What to work on: Please repeat all of the listing exactly.

Supplied data:
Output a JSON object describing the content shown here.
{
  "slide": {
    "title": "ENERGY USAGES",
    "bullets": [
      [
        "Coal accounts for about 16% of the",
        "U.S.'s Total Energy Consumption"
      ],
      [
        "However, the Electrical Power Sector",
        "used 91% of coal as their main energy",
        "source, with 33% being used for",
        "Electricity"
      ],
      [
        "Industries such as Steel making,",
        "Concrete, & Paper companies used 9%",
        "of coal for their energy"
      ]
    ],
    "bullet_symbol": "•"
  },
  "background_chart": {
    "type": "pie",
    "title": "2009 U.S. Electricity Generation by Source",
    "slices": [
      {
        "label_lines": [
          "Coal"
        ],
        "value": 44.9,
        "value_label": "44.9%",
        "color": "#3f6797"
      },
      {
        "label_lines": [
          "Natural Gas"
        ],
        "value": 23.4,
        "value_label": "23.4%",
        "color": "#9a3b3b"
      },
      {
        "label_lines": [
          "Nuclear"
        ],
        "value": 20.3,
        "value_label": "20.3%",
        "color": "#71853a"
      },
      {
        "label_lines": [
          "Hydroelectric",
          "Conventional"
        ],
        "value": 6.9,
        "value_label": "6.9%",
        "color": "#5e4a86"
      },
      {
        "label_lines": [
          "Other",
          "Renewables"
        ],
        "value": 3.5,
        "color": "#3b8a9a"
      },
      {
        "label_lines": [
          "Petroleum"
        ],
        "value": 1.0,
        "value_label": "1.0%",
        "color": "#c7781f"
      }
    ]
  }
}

Answer to this problem:
Output a JSON object describing the content shown here.
{
  "slide": {
    "title": "ENERGY USAGES",
    "bullets": [
      [
        "Coal accounts for about 16% of the",
        "U.S.'s Total Energy Consumption"
      ],
      [
        "However, the Electrical Power Sector",
        "used 91% of coal as their main energy",
        "source, with 33% being used for",
        "Electricity"
      ],
      [
        "Industries such as Steel making,",
        "Concrete, & Paper companies used 9%",
        "of coal for their energy"
      ]
    ],
    "bullet_symbol": "•"
  },
  "background_chart": {
    "type": "pie",
    "title": "2009 U.S. Electricity Generation by Source",
    "slices": [
      {
        "label_lines": [
          "Coal"
        ],
        "value": 44.9,
        "value_label": "44.9%",
        "color": "#3f6797"
      },
      {
        "label_lines": [
          "Natural Gas"
        ],
        "value": 23.4,
        "value_label": "23.4%",
        "color": "#9a3b3b"
      },
      {
        "label_lines": [
          "Nuclear"
        ],
        "value": 20.3,
        "value_label": "20.3%",
        "color": "#71853a"
      },
      {
        "label_lines": [
          "Hydroelectric",
          "Conventional"
        ],
        "value": 6.9,
        "value_label": "6.9%",
        "color": "#5e4a86"
      },
      {
        "label_lines": [
          "Other",
          "Renewables"
        ],
        "value": 3.5,
        "color": "#3b8a9a"
      },
      {
        "label_lines": [
          "Petroleum"
        ],
        "value": 1.0,
        "value_label": "1.0%",
        "color": "#c7781f"
      }
    ]
  }
}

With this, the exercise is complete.